* Start Data provided *

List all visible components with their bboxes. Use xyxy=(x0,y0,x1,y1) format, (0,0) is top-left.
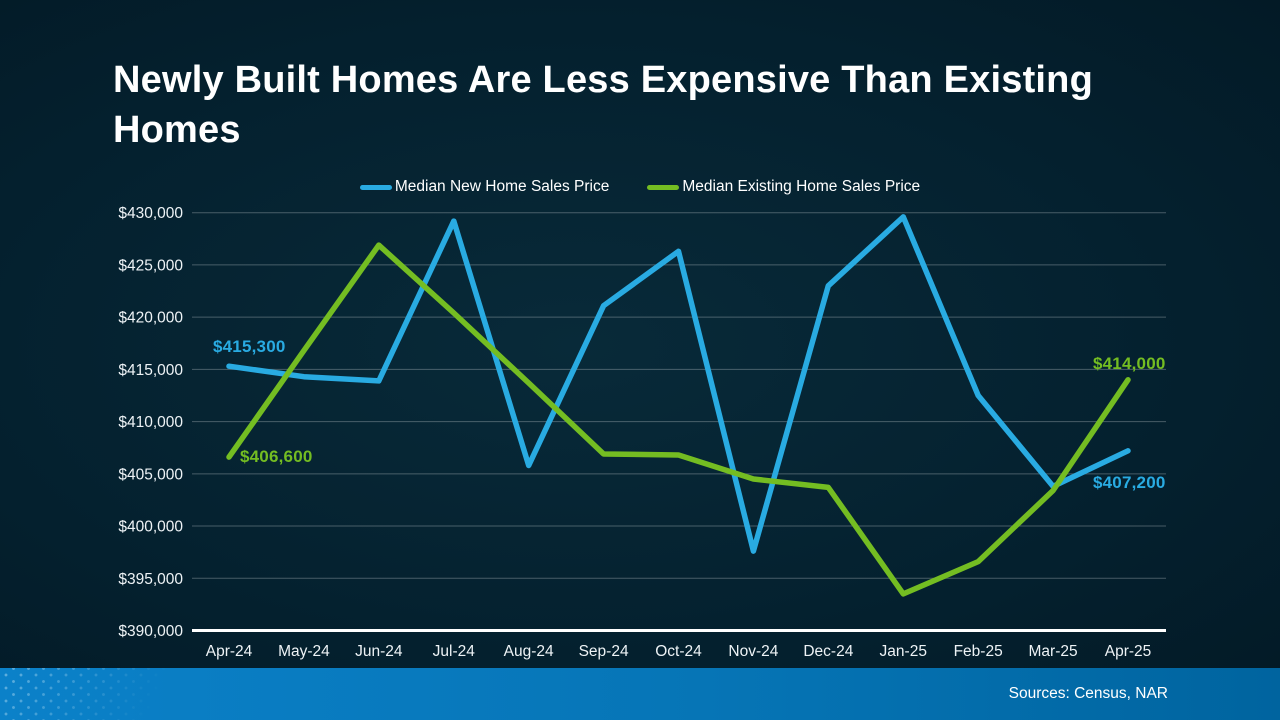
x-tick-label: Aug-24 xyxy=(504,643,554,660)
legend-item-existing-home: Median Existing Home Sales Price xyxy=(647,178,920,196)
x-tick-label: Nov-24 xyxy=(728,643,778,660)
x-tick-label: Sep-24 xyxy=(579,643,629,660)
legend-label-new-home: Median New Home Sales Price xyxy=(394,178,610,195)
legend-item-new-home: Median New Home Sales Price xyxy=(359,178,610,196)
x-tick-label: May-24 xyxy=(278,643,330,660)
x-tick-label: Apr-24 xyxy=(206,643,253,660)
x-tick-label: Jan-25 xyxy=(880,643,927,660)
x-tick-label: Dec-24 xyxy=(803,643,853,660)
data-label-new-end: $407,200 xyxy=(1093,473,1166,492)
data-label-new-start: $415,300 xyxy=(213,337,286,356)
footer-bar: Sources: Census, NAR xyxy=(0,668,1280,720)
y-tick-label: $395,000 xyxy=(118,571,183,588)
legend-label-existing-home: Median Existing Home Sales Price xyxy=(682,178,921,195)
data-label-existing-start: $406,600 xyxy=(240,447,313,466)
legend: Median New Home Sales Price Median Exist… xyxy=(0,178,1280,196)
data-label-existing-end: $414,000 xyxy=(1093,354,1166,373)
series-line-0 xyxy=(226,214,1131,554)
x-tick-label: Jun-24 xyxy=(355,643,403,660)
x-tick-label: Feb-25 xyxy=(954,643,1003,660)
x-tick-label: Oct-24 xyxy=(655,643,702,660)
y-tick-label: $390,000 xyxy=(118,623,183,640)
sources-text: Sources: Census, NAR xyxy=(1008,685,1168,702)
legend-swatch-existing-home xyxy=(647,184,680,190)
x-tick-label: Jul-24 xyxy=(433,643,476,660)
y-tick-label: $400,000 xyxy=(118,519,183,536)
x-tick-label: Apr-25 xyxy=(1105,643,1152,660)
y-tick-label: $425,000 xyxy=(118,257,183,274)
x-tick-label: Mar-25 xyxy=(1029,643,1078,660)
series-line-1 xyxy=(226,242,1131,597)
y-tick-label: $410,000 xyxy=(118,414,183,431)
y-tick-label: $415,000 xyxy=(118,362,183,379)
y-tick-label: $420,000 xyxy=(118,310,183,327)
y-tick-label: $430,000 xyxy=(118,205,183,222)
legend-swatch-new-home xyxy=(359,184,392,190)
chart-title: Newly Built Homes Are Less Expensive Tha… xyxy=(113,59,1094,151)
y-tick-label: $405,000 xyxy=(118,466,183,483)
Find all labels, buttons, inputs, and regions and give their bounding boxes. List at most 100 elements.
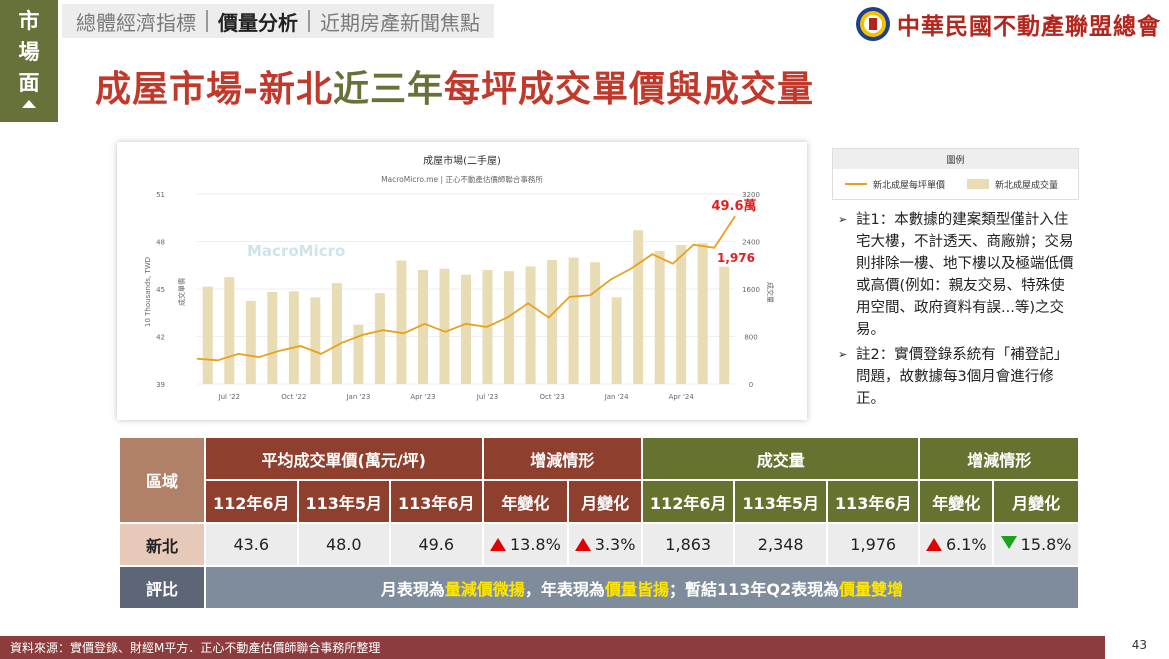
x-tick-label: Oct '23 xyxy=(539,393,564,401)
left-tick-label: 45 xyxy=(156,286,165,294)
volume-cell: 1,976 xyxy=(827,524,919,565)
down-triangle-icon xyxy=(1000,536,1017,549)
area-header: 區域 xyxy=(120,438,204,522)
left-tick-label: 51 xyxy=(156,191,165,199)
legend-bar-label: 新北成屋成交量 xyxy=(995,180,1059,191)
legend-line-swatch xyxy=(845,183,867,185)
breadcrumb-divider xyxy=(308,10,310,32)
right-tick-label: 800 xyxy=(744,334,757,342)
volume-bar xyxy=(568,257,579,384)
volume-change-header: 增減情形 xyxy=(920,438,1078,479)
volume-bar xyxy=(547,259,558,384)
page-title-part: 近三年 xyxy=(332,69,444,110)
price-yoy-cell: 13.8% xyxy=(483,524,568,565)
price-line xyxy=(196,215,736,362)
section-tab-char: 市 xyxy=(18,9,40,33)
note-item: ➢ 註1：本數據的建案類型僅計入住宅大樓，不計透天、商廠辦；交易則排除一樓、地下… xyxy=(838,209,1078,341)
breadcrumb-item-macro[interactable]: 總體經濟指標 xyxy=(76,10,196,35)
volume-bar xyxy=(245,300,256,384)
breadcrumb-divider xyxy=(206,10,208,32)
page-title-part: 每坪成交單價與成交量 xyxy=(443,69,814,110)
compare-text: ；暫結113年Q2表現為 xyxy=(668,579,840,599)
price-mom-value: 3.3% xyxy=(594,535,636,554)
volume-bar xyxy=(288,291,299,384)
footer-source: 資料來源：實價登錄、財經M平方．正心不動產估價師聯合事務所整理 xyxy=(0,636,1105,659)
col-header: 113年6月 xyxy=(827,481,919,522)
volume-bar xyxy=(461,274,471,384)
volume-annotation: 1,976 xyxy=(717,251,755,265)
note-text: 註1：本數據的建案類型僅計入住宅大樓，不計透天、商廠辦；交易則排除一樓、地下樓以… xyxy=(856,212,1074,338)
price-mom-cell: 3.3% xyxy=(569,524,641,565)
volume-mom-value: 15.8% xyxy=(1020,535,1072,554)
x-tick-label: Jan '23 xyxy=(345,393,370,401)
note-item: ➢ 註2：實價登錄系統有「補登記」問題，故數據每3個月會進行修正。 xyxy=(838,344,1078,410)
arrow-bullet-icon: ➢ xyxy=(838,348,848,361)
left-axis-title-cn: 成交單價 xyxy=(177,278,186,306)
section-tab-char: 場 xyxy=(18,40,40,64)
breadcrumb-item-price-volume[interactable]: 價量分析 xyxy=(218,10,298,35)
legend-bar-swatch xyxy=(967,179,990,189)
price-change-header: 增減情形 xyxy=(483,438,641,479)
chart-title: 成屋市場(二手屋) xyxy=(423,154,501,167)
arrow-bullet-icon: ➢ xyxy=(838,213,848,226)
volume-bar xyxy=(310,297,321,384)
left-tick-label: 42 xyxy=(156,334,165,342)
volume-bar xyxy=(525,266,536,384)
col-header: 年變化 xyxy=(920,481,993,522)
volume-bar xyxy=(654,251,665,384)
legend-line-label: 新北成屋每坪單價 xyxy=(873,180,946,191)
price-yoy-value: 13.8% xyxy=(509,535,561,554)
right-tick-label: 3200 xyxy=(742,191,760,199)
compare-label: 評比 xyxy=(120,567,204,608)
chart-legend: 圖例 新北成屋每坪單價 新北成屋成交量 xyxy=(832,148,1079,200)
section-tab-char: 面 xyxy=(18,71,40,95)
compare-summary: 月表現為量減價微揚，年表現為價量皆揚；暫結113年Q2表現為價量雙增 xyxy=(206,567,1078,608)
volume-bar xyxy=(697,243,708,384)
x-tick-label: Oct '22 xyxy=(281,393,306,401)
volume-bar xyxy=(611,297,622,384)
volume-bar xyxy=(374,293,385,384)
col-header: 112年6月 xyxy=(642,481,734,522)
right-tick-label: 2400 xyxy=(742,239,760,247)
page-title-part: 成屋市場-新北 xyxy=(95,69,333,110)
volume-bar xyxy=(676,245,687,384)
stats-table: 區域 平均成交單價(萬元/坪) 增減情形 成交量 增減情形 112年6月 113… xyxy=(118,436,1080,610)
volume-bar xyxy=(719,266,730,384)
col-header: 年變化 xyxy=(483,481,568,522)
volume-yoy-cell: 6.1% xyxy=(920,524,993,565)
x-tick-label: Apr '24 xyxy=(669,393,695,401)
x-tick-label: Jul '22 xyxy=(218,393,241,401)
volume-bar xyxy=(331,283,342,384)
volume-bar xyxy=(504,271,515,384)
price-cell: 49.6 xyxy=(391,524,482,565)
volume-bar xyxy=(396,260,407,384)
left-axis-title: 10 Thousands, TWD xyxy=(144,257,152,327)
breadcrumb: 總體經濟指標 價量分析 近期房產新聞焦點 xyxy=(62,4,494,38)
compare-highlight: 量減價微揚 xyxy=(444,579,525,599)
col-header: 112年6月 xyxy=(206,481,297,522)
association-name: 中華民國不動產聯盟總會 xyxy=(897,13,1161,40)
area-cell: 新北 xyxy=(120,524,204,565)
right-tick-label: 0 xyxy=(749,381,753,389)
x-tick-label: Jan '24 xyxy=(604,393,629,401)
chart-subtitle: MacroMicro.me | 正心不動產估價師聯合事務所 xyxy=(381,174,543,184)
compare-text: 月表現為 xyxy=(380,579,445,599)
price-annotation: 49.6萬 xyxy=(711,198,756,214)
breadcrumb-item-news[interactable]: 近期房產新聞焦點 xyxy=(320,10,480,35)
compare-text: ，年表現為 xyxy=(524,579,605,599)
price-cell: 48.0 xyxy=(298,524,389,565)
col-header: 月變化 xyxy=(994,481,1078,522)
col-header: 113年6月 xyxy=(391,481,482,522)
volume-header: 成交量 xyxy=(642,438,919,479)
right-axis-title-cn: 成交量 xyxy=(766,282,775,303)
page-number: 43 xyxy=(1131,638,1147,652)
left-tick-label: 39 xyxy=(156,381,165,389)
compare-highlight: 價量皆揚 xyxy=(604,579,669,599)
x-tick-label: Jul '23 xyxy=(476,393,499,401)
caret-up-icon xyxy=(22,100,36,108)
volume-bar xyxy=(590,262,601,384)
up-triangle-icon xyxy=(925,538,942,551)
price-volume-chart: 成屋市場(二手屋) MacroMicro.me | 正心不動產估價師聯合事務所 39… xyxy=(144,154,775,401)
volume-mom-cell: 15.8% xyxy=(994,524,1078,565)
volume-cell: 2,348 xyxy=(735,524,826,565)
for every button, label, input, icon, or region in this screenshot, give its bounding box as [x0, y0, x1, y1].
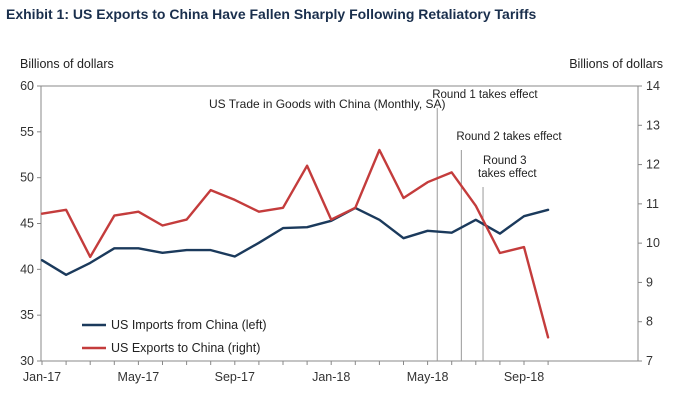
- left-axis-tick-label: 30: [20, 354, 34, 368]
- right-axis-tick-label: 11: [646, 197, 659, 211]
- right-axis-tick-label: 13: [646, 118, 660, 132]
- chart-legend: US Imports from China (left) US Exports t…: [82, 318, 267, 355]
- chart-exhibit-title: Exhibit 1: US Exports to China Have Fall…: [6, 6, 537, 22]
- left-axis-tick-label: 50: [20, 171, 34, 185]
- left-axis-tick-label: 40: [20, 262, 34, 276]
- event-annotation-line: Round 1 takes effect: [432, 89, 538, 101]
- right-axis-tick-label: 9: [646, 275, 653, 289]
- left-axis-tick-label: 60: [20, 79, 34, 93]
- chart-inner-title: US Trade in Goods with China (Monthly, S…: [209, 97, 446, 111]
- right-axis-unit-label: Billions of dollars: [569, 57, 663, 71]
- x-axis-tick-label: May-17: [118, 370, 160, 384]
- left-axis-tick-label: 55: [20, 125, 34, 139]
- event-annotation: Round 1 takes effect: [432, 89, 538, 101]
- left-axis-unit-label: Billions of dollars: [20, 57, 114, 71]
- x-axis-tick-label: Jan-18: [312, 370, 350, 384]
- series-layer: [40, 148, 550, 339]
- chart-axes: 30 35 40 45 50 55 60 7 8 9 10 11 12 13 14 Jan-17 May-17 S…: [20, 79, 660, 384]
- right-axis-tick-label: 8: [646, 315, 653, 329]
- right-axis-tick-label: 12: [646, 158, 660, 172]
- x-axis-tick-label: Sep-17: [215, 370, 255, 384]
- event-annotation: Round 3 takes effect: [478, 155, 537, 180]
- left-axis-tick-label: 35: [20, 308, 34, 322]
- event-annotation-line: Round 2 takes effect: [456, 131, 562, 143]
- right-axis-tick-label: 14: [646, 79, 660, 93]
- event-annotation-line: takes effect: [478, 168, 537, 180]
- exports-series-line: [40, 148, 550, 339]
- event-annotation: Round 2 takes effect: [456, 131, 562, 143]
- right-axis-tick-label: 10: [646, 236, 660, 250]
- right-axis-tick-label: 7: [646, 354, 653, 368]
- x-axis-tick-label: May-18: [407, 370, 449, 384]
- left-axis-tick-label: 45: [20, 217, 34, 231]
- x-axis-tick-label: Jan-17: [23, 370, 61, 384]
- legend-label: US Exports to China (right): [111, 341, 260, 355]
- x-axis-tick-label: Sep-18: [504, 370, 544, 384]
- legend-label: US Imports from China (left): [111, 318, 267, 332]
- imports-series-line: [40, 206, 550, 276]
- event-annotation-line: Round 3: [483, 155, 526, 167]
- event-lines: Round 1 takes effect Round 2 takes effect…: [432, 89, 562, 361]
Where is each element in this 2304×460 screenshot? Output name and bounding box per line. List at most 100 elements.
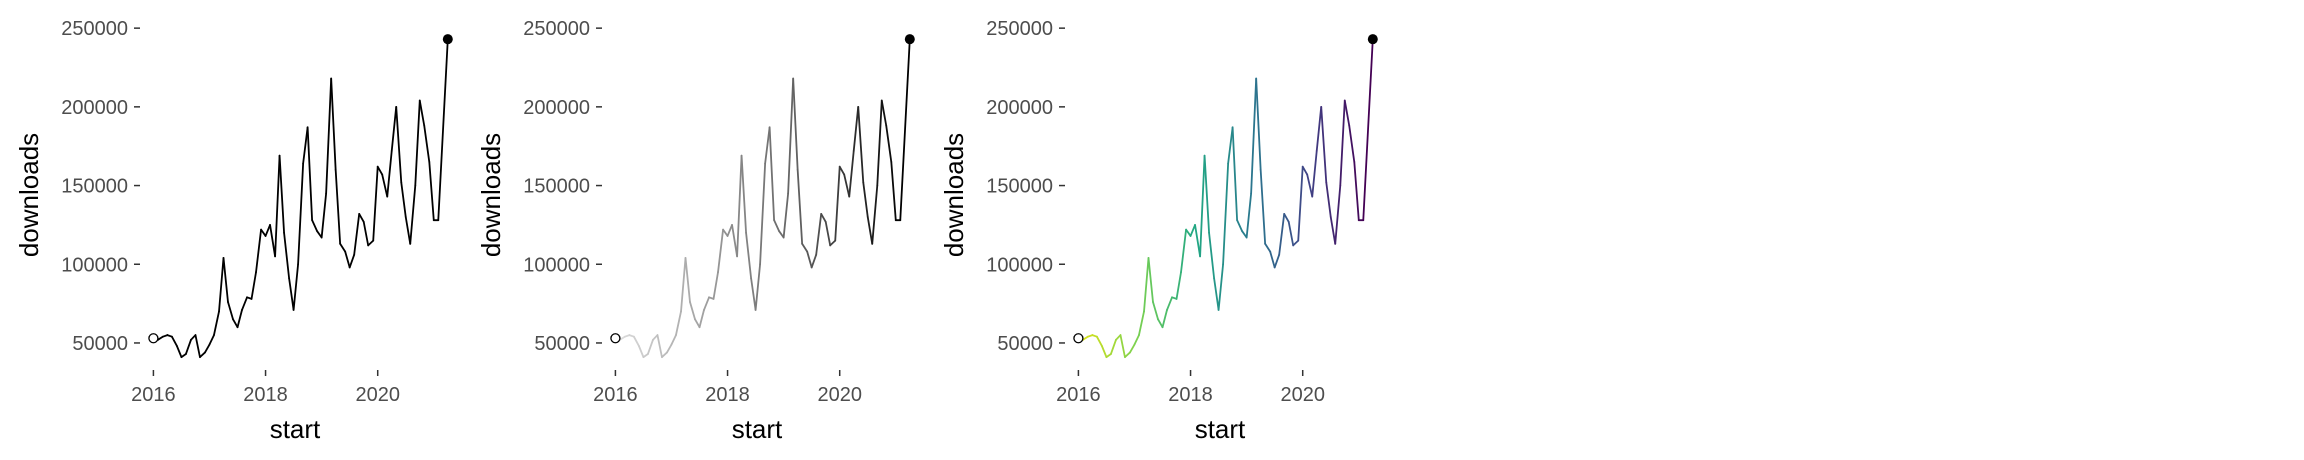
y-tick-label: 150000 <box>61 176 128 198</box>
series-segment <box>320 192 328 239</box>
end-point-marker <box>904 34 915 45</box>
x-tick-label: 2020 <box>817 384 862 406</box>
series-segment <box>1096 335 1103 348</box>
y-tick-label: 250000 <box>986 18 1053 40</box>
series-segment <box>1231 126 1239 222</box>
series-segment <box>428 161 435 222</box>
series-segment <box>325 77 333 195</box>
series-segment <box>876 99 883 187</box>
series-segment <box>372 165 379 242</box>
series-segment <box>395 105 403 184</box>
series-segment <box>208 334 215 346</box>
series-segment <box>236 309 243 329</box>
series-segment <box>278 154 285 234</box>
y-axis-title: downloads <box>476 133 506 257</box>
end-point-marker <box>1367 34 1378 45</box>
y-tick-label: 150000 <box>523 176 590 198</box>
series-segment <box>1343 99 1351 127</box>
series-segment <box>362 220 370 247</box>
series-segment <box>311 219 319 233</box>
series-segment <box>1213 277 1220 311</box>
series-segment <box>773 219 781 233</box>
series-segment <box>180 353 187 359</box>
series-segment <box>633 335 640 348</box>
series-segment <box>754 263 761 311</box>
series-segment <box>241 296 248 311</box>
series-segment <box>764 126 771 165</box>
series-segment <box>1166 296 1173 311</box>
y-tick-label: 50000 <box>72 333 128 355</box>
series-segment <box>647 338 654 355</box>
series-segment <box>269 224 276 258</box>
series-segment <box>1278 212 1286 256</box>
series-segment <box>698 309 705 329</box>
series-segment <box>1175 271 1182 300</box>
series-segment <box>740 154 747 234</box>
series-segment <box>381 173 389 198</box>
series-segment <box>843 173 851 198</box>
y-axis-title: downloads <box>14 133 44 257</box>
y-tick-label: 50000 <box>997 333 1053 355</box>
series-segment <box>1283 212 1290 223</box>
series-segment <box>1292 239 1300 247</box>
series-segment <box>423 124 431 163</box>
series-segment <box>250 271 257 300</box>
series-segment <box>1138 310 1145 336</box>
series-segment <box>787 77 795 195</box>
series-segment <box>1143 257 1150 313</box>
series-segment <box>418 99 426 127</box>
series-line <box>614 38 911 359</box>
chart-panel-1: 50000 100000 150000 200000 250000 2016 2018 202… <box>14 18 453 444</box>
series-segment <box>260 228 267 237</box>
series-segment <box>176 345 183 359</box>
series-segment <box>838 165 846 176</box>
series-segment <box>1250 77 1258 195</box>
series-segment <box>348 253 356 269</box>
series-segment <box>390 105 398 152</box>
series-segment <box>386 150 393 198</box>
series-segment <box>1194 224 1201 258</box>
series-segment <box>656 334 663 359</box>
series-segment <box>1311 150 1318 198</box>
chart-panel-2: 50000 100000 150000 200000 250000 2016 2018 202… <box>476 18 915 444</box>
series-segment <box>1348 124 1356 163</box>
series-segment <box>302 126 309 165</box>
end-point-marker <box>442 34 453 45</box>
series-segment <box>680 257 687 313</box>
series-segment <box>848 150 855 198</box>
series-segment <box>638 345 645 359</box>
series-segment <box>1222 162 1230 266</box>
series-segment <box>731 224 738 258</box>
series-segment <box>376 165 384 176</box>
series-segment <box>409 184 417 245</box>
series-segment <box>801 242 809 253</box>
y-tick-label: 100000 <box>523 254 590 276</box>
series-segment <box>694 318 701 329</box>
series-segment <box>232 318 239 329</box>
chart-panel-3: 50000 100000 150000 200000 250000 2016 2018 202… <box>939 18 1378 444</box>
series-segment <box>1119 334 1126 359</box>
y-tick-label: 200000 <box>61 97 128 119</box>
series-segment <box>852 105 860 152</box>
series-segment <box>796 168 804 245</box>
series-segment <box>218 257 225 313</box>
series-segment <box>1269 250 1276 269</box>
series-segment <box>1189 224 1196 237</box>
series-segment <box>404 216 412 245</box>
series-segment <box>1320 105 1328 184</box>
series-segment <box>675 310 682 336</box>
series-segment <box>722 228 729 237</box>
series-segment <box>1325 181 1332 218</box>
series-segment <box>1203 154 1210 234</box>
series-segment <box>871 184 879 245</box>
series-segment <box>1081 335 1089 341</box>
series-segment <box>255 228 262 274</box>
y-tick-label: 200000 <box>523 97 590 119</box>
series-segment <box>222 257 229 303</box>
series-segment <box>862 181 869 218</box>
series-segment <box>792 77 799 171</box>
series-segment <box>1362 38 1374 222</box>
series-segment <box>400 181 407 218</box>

* End Data provided *

◆ Task
Copy out, unchanged, the lines above from the line containing "x-tick-label: Oct '23 xyxy=(539,393,564,401)" up to and including the line containing "legend-bar-label: 新北成屋成交量 xyxy=(995,180,1059,191)".

◆ Output
x-tick-label: Oct '23 xyxy=(539,393,564,401)
left-tick-label: 45 xyxy=(156,286,165,294)
volume-cell: 1,976 xyxy=(827,524,919,565)
down-triangle-icon xyxy=(1000,536,1017,549)
area-header: 區域 xyxy=(120,438,204,522)
left-tick-label: 51 xyxy=(156,191,165,199)
legend-bar-label: 新北成屋成交量 xyxy=(995,180,1059,191)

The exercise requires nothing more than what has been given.